» Problem description
Show the lines below that contain the string "eingehende".

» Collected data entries

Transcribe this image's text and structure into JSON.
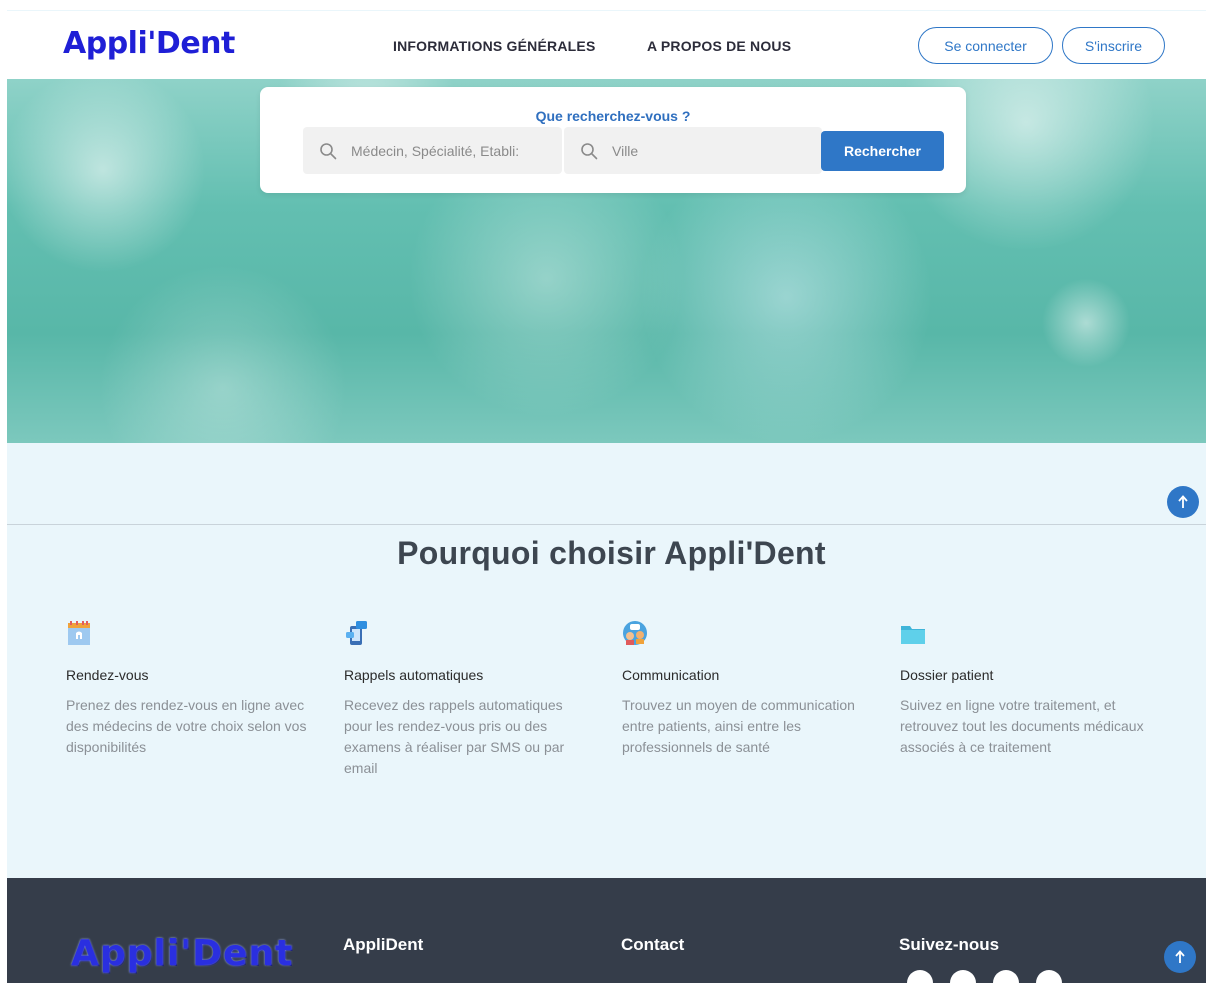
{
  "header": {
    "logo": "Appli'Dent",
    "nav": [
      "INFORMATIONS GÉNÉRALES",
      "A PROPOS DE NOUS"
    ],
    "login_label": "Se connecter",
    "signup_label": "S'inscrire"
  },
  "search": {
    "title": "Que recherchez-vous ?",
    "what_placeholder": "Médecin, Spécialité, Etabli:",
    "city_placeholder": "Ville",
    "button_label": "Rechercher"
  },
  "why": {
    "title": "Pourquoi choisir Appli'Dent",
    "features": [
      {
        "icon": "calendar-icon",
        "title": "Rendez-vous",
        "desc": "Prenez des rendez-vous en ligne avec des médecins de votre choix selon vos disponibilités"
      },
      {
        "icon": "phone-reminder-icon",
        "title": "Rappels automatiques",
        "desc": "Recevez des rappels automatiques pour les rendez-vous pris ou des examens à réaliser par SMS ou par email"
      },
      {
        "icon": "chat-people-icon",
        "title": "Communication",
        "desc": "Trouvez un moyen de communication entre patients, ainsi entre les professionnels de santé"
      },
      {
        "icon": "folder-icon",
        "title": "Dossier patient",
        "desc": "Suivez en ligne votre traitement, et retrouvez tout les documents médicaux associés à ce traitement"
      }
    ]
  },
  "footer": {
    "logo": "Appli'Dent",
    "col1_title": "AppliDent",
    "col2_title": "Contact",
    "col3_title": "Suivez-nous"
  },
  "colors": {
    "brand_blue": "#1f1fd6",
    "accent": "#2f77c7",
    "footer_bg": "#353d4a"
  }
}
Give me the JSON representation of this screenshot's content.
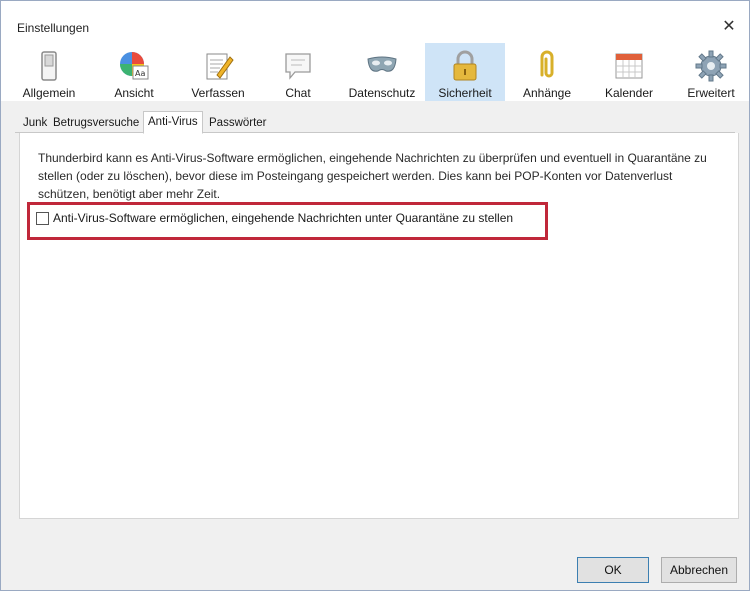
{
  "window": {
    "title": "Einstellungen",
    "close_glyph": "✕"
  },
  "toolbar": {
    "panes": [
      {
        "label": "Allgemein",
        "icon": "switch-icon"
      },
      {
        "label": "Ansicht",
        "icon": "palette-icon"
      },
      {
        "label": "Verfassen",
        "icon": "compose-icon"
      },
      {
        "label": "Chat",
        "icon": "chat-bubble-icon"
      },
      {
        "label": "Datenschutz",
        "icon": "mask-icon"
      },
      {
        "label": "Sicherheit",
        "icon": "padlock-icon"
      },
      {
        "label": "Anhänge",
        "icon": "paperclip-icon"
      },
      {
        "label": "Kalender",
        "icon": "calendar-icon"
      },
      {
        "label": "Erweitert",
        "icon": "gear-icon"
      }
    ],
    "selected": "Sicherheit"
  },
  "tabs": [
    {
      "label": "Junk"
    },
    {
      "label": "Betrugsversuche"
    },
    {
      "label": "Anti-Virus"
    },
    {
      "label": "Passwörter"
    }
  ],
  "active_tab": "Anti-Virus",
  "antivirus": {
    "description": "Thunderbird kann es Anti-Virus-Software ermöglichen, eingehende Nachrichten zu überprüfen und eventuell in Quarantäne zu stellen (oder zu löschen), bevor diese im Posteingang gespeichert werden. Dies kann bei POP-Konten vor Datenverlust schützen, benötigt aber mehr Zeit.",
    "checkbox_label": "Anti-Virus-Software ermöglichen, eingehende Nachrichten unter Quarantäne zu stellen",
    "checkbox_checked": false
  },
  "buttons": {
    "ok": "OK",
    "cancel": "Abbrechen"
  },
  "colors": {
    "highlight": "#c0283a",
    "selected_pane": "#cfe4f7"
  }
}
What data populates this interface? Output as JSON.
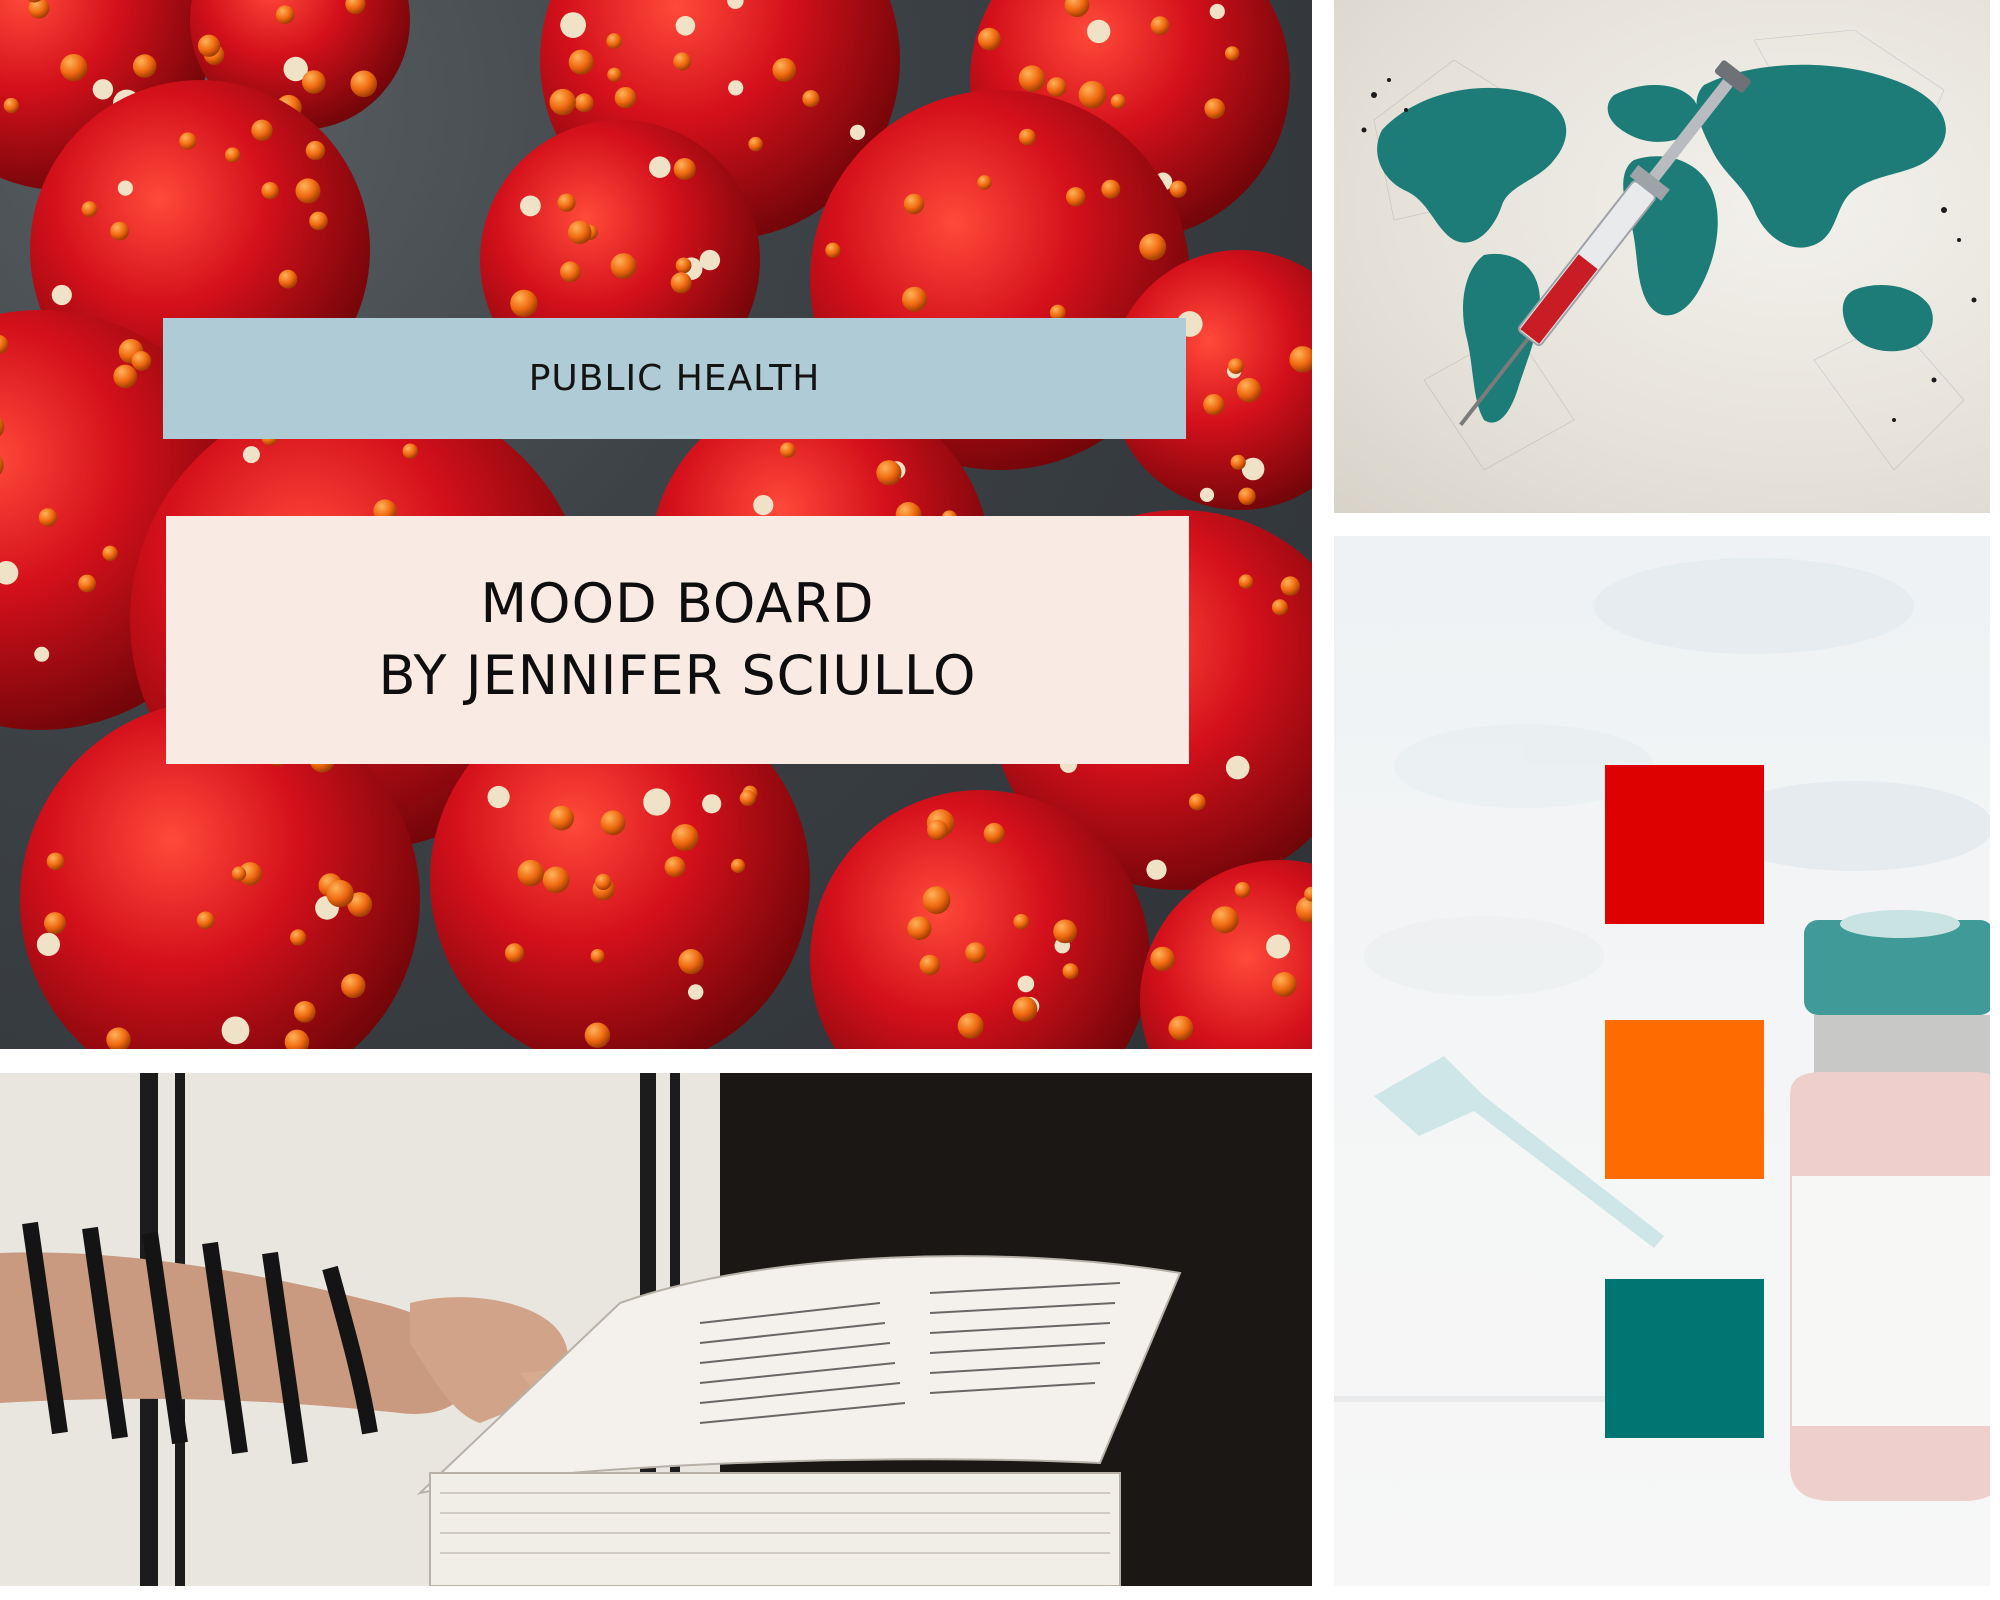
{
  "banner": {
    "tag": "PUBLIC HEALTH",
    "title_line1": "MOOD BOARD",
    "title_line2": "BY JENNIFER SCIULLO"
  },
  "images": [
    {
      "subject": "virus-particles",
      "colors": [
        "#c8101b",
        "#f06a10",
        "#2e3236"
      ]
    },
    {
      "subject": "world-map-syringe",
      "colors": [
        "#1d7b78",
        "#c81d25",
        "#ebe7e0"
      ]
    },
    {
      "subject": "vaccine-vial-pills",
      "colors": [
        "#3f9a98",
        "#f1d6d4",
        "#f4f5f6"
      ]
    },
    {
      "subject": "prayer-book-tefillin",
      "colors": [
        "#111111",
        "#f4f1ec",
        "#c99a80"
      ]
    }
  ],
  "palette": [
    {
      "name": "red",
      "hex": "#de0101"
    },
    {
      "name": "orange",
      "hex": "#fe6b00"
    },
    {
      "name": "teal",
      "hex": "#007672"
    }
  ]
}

» Answer box
    "description": "Thunderbird kann es Anti-Virus-Software ermöglichen, eingehende Nachrichten zu überprüfen und eventuell in Quarantäne zu stellen (oder zu löschen), bevor diese im Posteingang gespeichert werden. Dies kann bei POP-Konten vor Datenverlust schützen, benötigt aber mehr Zeit.",
    "checkbox_label": "Anti-Virus-Software ermöglichen, eingehende Nachrichten unter Quarantäne zu stellen",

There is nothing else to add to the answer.